**TASK GOAL**: Transcribe every line exactly and omit anything that is a picture.

**STORED DATA**:
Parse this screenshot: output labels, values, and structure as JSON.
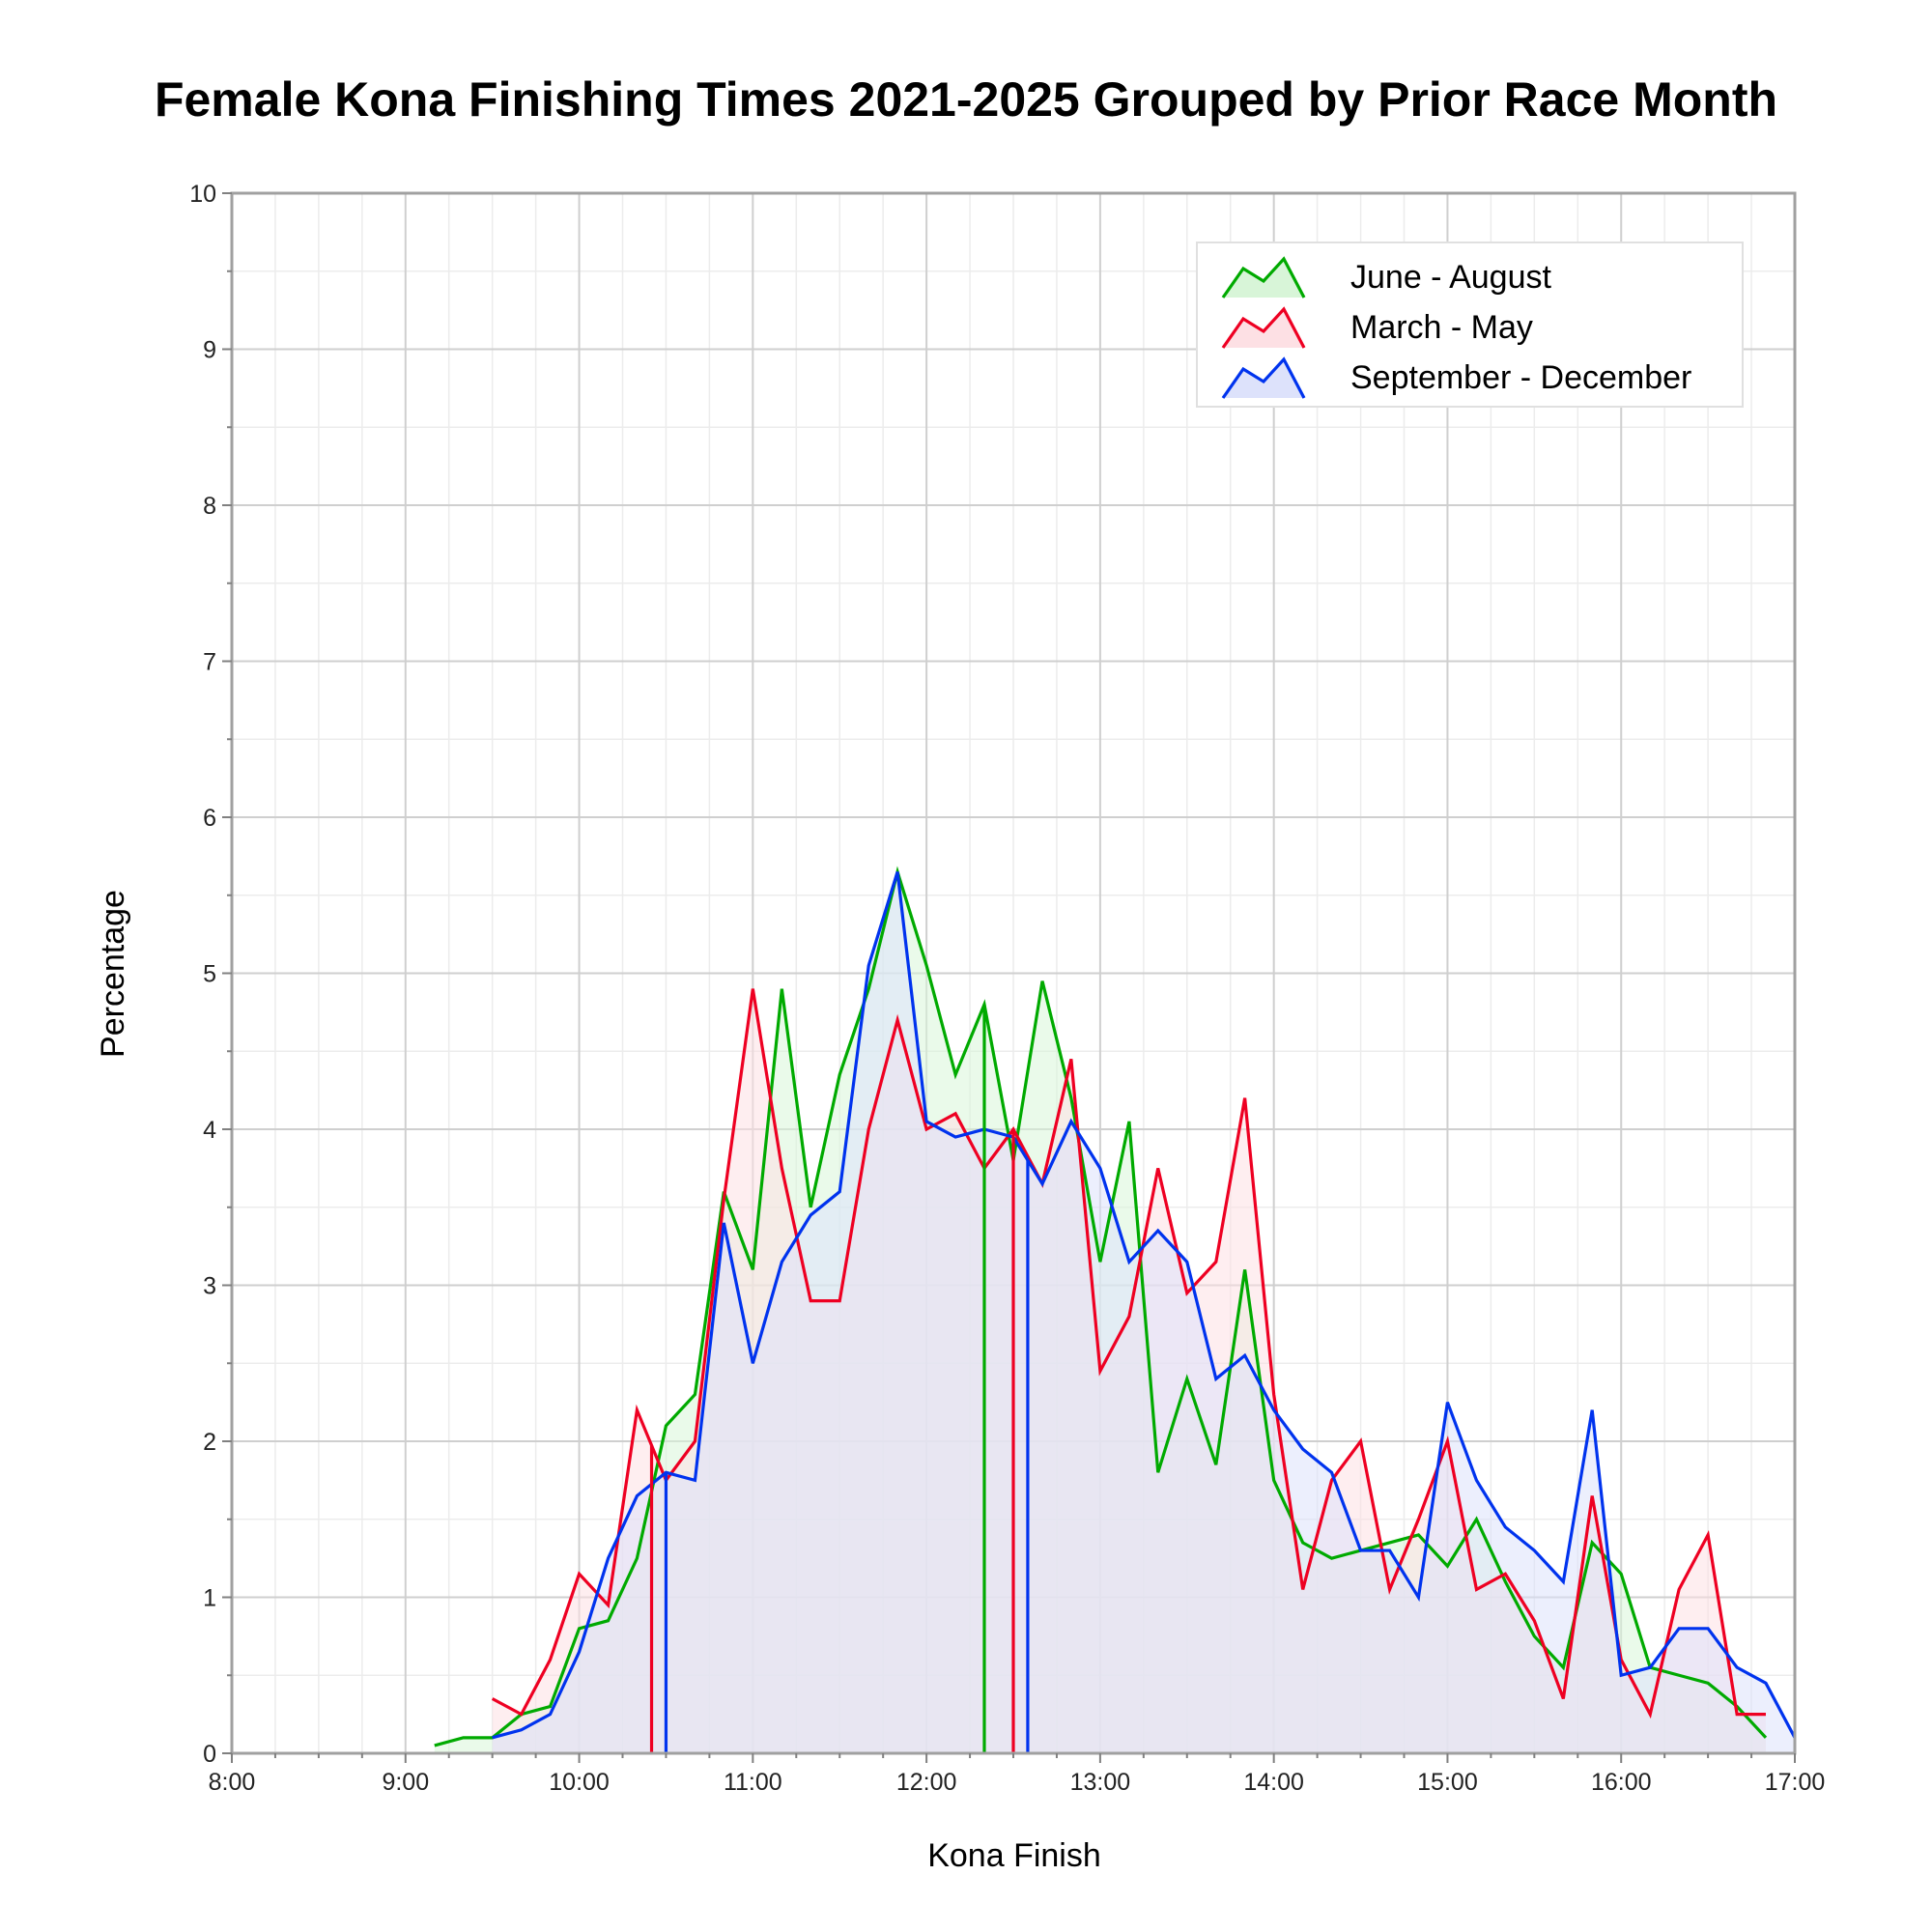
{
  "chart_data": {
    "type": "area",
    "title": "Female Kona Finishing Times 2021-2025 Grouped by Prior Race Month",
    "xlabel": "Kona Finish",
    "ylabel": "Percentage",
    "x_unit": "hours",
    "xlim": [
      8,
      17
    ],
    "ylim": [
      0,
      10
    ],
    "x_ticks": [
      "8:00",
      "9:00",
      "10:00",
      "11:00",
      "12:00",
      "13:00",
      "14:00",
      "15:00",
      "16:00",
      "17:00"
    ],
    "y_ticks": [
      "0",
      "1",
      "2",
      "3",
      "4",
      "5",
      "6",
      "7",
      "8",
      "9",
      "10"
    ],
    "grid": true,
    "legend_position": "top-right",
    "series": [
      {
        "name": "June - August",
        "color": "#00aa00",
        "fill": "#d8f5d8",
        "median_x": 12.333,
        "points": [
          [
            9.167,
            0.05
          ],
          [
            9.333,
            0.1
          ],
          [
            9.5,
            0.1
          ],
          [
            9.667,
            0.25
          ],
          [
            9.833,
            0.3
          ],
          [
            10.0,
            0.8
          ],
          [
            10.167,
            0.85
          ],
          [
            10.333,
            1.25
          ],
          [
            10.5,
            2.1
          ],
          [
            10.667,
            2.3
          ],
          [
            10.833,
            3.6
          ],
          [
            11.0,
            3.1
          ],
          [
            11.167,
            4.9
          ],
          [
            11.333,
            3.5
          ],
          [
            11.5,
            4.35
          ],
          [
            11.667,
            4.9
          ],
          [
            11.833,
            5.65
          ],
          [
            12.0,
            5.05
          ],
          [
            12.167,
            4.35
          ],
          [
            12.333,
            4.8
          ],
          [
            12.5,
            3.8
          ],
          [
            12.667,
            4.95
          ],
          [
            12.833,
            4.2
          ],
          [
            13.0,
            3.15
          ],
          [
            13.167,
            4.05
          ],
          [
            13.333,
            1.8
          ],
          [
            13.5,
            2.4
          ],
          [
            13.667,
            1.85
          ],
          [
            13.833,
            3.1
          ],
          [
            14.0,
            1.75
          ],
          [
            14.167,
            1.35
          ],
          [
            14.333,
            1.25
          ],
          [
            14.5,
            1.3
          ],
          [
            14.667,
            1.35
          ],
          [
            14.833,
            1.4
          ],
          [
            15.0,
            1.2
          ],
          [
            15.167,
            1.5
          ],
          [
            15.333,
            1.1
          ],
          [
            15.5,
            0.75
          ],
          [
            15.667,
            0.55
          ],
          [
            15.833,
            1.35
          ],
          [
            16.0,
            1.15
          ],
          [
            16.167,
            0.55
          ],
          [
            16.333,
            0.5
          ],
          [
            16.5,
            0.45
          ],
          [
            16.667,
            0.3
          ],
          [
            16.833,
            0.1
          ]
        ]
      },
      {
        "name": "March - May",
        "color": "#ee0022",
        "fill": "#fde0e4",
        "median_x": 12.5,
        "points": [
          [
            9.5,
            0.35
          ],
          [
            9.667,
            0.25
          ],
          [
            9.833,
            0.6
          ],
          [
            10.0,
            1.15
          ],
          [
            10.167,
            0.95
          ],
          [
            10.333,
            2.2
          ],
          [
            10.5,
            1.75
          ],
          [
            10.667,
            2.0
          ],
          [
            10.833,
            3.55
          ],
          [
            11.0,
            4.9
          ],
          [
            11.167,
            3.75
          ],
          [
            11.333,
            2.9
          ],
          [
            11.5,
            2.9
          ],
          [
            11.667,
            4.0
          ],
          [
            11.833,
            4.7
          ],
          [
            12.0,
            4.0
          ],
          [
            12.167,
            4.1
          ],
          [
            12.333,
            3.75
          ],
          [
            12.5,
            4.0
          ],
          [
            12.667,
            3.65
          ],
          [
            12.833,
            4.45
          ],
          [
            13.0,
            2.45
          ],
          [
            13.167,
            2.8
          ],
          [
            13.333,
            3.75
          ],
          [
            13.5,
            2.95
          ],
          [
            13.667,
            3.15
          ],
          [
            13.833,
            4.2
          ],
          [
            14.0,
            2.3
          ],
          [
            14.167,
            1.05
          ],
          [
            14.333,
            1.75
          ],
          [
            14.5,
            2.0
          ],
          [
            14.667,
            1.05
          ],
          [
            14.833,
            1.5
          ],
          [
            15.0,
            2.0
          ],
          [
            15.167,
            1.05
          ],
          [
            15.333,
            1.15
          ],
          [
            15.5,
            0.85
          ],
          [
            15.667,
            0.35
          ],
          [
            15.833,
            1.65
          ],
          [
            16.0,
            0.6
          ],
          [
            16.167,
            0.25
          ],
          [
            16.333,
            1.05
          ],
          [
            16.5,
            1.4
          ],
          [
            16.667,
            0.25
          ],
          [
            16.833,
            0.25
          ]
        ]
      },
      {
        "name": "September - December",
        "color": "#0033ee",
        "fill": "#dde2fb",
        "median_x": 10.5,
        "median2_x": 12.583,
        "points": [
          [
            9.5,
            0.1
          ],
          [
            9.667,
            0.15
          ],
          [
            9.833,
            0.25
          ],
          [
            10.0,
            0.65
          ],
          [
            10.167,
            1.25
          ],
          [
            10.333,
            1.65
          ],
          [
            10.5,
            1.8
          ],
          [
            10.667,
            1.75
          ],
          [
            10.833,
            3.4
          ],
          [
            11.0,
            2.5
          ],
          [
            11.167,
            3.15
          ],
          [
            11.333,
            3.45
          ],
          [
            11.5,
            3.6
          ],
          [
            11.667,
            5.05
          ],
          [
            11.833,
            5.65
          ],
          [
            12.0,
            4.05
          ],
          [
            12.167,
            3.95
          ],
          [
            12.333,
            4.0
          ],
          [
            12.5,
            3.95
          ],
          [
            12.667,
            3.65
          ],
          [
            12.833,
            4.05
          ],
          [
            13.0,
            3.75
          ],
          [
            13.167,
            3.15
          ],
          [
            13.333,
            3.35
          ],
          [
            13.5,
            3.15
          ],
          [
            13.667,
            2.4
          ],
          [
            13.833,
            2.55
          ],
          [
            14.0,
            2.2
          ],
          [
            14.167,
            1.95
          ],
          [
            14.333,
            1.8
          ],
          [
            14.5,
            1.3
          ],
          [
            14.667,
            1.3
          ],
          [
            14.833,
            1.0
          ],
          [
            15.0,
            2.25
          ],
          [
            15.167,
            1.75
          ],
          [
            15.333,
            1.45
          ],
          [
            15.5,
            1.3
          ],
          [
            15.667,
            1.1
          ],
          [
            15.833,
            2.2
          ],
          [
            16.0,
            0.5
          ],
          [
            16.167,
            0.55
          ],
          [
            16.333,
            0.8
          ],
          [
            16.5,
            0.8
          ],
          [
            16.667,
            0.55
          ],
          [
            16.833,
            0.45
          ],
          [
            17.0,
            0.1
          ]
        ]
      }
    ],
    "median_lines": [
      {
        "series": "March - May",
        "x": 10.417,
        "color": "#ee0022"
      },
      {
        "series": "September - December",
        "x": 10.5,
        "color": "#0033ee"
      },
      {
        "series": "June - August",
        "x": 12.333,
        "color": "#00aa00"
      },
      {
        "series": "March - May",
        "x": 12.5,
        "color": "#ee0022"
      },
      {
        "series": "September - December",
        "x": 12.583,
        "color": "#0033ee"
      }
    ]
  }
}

**CORRECT RESPONSE**:
Parse this screenshot: output labels, values, and structure as JSON.
{
  "chart_data": {
    "type": "area",
    "title": "Female Kona Finishing Times 2021-2025 Grouped by Prior Race Month",
    "xlabel": "Kona Finish",
    "ylabel": "Percentage",
    "x_unit": "hours",
    "xlim": [
      8,
      17
    ],
    "ylim": [
      0,
      10
    ],
    "x_ticks": [
      "8:00",
      "9:00",
      "10:00",
      "11:00",
      "12:00",
      "13:00",
      "14:00",
      "15:00",
      "16:00",
      "17:00"
    ],
    "y_ticks": [
      "0",
      "1",
      "2",
      "3",
      "4",
      "5",
      "6",
      "7",
      "8",
      "9",
      "10"
    ],
    "grid": true,
    "legend_position": "top-right",
    "series": [
      {
        "name": "June - August",
        "color": "#00aa00",
        "fill": "#d8f5d8",
        "median_x": 12.333,
        "points": [
          [
            9.167,
            0.05
          ],
          [
            9.333,
            0.1
          ],
          [
            9.5,
            0.1
          ],
          [
            9.667,
            0.25
          ],
          [
            9.833,
            0.3
          ],
          [
            10.0,
            0.8
          ],
          [
            10.167,
            0.85
          ],
          [
            10.333,
            1.25
          ],
          [
            10.5,
            2.1
          ],
          [
            10.667,
            2.3
          ],
          [
            10.833,
            3.6
          ],
          [
            11.0,
            3.1
          ],
          [
            11.167,
            4.9
          ],
          [
            11.333,
            3.5
          ],
          [
            11.5,
            4.35
          ],
          [
            11.667,
            4.9
          ],
          [
            11.833,
            5.65
          ],
          [
            12.0,
            5.05
          ],
          [
            12.167,
            4.35
          ],
          [
            12.333,
            4.8
          ],
          [
            12.5,
            3.8
          ],
          [
            12.667,
            4.95
          ],
          [
            12.833,
            4.2
          ],
          [
            13.0,
            3.15
          ],
          [
            13.167,
            4.05
          ],
          [
            13.333,
            1.8
          ],
          [
            13.5,
            2.4
          ],
          [
            13.667,
            1.85
          ],
          [
            13.833,
            3.1
          ],
          [
            14.0,
            1.75
          ],
          [
            14.167,
            1.35
          ],
          [
            14.333,
            1.25
          ],
          [
            14.5,
            1.3
          ],
          [
            14.667,
            1.35
          ],
          [
            14.833,
            1.4
          ],
          [
            15.0,
            1.2
          ],
          [
            15.167,
            1.5
          ],
          [
            15.333,
            1.1
          ],
          [
            15.5,
            0.75
          ],
          [
            15.667,
            0.55
          ],
          [
            15.833,
            1.35
          ],
          [
            16.0,
            1.15
          ],
          [
            16.167,
            0.55
          ],
          [
            16.333,
            0.5
          ],
          [
            16.5,
            0.45
          ],
          [
            16.667,
            0.3
          ],
          [
            16.833,
            0.1
          ]
        ]
      },
      {
        "name": "March - May",
        "color": "#ee0022",
        "fill": "#fde0e4",
        "median_x": 12.5,
        "points": [
          [
            9.5,
            0.35
          ],
          [
            9.667,
            0.25
          ],
          [
            9.833,
            0.6
          ],
          [
            10.0,
            1.15
          ],
          [
            10.167,
            0.95
          ],
          [
            10.333,
            2.2
          ],
          [
            10.5,
            1.75
          ],
          [
            10.667,
            2.0
          ],
          [
            10.833,
            3.55
          ],
          [
            11.0,
            4.9
          ],
          [
            11.167,
            3.75
          ],
          [
            11.333,
            2.9
          ],
          [
            11.5,
            2.9
          ],
          [
            11.667,
            4.0
          ],
          [
            11.833,
            4.7
          ],
          [
            12.0,
            4.0
          ],
          [
            12.167,
            4.1
          ],
          [
            12.333,
            3.75
          ],
          [
            12.5,
            4.0
          ],
          [
            12.667,
            3.65
          ],
          [
            12.833,
            4.45
          ],
          [
            13.0,
            2.45
          ],
          [
            13.167,
            2.8
          ],
          [
            13.333,
            3.75
          ],
          [
            13.5,
            2.95
          ],
          [
            13.667,
            3.15
          ],
          [
            13.833,
            4.2
          ],
          [
            14.0,
            2.3
          ],
          [
            14.167,
            1.05
          ],
          [
            14.333,
            1.75
          ],
          [
            14.5,
            2.0
          ],
          [
            14.667,
            1.05
          ],
          [
            14.833,
            1.5
          ],
          [
            15.0,
            2.0
          ],
          [
            15.167,
            1.05
          ],
          [
            15.333,
            1.15
          ],
          [
            15.5,
            0.85
          ],
          [
            15.667,
            0.35
          ],
          [
            15.833,
            1.65
          ],
          [
            16.0,
            0.6
          ],
          [
            16.167,
            0.25
          ],
          [
            16.333,
            1.05
          ],
          [
            16.5,
            1.4
          ],
          [
            16.667,
            0.25
          ],
          [
            16.833,
            0.25
          ]
        ]
      },
      {
        "name": "September - December",
        "color": "#0033ee",
        "fill": "#dde2fb",
        "median_x": 10.5,
        "median2_x": 12.583,
        "points": [
          [
            9.5,
            0.1
          ],
          [
            9.667,
            0.15
          ],
          [
            9.833,
            0.25
          ],
          [
            10.0,
            0.65
          ],
          [
            10.167,
            1.25
          ],
          [
            10.333,
            1.65
          ],
          [
            10.5,
            1.8
          ],
          [
            10.667,
            1.75
          ],
          [
            10.833,
            3.4
          ],
          [
            11.0,
            2.5
          ],
          [
            11.167,
            3.15
          ],
          [
            11.333,
            3.45
          ],
          [
            11.5,
            3.6
          ],
          [
            11.667,
            5.05
          ],
          [
            11.833,
            5.65
          ],
          [
            12.0,
            4.05
          ],
          [
            12.167,
            3.95
          ],
          [
            12.333,
            4.0
          ],
          [
            12.5,
            3.95
          ],
          [
            12.667,
            3.65
          ],
          [
            12.833,
            4.05
          ],
          [
            13.0,
            3.75
          ],
          [
            13.167,
            3.15
          ],
          [
            13.333,
            3.35
          ],
          [
            13.5,
            3.15
          ],
          [
            13.667,
            2.4
          ],
          [
            13.833,
            2.55
          ],
          [
            14.0,
            2.2
          ],
          [
            14.167,
            1.95
          ],
          [
            14.333,
            1.8
          ],
          [
            14.5,
            1.3
          ],
          [
            14.667,
            1.3
          ],
          [
            14.833,
            1.0
          ],
          [
            15.0,
            2.25
          ],
          [
            15.167,
            1.75
          ],
          [
            15.333,
            1.45
          ],
          [
            15.5,
            1.3
          ],
          [
            15.667,
            1.1
          ],
          [
            15.833,
            2.2
          ],
          [
            16.0,
            0.5
          ],
          [
            16.167,
            0.55
          ],
          [
            16.333,
            0.8
          ],
          [
            16.5,
            0.8
          ],
          [
            16.667,
            0.55
          ],
          [
            16.833,
            0.45
          ],
          [
            17.0,
            0.1
          ]
        ]
      }
    ],
    "median_lines": [
      {
        "series": "March - May",
        "x": 10.417,
        "color": "#ee0022"
      },
      {
        "series": "September - December",
        "x": 10.5,
        "color": "#0033ee"
      },
      {
        "series": "June - August",
        "x": 12.333,
        "color": "#00aa00"
      },
      {
        "series": "March - May",
        "x": 12.5,
        "color": "#ee0022"
      },
      {
        "series": "September - December",
        "x": 12.583,
        "color": "#0033ee"
      }
    ]
  }
}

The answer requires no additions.